Source records:
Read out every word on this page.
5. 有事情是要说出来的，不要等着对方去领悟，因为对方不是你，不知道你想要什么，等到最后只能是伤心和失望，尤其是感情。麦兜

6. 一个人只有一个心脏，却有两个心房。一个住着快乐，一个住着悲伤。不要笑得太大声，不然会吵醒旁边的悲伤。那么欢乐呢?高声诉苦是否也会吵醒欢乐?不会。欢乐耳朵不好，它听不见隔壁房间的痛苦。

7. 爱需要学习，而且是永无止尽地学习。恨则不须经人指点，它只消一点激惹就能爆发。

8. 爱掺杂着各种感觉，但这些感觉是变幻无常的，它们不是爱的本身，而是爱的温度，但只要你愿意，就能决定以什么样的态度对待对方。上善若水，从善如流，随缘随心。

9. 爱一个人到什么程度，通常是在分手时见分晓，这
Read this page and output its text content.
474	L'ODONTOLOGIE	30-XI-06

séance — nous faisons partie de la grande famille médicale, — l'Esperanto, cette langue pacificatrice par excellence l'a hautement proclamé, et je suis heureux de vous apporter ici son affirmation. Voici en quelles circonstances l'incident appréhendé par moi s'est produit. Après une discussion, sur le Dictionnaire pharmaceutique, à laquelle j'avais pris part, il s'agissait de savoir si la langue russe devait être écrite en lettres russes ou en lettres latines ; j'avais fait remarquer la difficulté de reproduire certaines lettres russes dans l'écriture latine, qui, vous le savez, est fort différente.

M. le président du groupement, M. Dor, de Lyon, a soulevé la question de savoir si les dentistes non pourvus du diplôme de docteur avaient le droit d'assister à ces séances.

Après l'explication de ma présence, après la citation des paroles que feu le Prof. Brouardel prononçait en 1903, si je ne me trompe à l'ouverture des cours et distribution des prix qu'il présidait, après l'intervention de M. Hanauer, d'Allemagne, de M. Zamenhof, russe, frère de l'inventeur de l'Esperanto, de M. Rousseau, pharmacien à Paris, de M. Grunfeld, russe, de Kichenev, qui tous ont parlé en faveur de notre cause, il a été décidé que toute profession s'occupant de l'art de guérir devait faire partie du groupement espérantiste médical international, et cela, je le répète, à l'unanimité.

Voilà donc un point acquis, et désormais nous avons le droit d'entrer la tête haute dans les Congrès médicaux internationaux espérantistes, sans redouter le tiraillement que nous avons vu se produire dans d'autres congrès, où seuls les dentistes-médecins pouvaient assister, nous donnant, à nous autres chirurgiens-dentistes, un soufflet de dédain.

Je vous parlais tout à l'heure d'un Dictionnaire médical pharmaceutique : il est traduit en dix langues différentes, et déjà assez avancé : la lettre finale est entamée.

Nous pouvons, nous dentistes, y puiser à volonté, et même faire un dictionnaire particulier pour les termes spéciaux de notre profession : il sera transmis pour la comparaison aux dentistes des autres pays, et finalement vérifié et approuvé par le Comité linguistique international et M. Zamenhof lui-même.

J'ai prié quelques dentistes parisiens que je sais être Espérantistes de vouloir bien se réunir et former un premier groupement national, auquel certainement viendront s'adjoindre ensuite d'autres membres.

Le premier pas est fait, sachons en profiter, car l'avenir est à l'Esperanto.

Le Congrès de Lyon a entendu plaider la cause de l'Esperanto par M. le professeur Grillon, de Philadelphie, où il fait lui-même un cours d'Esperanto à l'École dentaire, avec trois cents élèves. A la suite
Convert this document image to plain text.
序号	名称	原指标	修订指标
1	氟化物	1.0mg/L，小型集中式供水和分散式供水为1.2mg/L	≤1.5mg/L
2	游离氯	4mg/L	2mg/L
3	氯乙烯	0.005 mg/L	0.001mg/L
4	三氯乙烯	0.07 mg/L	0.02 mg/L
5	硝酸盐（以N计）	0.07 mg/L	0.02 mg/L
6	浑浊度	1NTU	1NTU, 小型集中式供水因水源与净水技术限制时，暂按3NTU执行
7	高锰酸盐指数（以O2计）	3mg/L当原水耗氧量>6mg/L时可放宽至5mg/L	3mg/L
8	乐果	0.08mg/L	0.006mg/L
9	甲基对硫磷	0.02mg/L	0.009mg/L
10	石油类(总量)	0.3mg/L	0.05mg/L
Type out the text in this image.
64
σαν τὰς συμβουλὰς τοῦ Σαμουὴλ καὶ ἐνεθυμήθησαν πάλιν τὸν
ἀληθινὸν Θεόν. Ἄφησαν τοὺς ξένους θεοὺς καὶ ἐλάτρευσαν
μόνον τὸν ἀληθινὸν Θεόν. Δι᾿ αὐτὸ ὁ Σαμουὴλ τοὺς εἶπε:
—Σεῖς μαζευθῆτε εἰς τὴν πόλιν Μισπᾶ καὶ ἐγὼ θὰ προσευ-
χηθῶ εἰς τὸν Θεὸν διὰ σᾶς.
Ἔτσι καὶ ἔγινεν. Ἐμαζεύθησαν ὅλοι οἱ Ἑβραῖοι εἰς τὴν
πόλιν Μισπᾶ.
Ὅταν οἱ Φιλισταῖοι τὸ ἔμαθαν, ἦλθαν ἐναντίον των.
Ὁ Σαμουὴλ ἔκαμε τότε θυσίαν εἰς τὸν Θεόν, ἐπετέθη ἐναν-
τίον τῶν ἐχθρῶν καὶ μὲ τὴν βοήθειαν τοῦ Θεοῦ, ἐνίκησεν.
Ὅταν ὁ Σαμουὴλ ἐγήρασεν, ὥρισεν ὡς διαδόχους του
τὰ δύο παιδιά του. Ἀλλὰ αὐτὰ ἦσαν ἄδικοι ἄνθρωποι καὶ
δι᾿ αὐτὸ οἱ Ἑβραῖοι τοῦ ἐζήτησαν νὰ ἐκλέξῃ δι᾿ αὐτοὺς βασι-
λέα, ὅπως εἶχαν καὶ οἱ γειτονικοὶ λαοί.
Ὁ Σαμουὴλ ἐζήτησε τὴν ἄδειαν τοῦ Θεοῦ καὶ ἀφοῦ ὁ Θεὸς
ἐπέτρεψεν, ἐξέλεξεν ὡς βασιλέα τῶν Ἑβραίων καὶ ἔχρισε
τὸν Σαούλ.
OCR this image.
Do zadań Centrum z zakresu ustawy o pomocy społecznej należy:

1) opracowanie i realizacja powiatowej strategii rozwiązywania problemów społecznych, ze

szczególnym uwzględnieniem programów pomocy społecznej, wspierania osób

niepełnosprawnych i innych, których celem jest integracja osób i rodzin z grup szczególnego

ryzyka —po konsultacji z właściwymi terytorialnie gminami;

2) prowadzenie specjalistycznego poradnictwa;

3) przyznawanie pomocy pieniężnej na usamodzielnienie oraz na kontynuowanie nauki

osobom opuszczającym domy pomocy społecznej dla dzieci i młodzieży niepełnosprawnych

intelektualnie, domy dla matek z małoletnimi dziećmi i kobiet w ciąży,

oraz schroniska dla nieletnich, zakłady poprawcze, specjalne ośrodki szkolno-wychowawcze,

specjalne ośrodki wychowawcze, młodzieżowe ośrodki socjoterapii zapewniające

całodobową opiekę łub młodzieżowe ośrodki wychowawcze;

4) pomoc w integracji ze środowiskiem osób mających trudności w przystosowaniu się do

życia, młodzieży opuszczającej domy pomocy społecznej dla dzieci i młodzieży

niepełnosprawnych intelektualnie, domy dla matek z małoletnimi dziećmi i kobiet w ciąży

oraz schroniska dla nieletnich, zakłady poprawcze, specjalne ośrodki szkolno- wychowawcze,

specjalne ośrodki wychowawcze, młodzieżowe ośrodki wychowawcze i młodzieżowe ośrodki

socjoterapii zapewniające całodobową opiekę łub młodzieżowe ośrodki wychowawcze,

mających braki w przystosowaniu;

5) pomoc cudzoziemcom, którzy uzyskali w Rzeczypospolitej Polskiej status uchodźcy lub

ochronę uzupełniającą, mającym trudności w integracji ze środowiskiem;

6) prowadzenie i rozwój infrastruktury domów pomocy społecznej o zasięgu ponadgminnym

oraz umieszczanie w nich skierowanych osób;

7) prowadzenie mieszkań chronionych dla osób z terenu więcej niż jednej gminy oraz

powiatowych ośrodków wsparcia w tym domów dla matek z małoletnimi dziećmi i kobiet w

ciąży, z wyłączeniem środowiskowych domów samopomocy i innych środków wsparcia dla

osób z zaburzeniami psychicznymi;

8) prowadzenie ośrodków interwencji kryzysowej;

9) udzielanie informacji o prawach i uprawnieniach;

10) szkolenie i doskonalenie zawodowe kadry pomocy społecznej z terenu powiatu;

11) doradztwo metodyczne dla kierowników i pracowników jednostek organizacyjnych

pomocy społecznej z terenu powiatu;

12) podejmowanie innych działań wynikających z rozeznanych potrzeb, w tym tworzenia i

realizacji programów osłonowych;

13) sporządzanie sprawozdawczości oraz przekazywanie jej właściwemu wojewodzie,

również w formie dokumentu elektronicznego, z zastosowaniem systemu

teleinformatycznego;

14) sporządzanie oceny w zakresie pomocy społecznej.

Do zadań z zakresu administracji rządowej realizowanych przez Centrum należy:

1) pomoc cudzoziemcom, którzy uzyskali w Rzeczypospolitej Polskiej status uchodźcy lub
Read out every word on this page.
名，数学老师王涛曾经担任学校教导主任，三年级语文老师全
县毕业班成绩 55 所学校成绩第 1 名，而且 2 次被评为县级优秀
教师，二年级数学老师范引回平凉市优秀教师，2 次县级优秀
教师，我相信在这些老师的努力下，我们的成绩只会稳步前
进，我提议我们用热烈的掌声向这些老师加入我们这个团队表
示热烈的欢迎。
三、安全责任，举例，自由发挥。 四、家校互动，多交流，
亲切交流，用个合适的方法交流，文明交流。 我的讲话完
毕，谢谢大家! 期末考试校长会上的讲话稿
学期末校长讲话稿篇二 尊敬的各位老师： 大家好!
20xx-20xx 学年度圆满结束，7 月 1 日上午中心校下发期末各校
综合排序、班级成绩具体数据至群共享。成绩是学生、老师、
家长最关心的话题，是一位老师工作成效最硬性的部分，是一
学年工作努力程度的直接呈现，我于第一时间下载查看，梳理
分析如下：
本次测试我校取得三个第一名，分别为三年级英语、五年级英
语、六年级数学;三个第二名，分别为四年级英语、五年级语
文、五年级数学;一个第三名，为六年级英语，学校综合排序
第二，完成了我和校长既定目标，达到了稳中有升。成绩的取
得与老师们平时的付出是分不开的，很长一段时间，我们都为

**Task statement:** Show each line of the listing that holds the string "oraz".

**Correct result:**
3) przyznawanie pomocy pieniężnej na usamodzielnienie oraz na kontynuowanie nauki
oraz schroniska dla nieletnich, zakłady poprawcze, specjalne ośrodki szkolno-wychowawcze,
oraz schroniska dla nieletnich, zakłady poprawcze, specjalne ośrodki szkolno- wychowawcze,
oraz umieszczanie w nich skierowanych osób;
7) prowadzenie mieszkań chronionych dla osób z terenu więcej niż jednej gminy oraz
13) sporządzanie sprawozdawczości oraz przekazywanie jej właściwemu wojewodzie,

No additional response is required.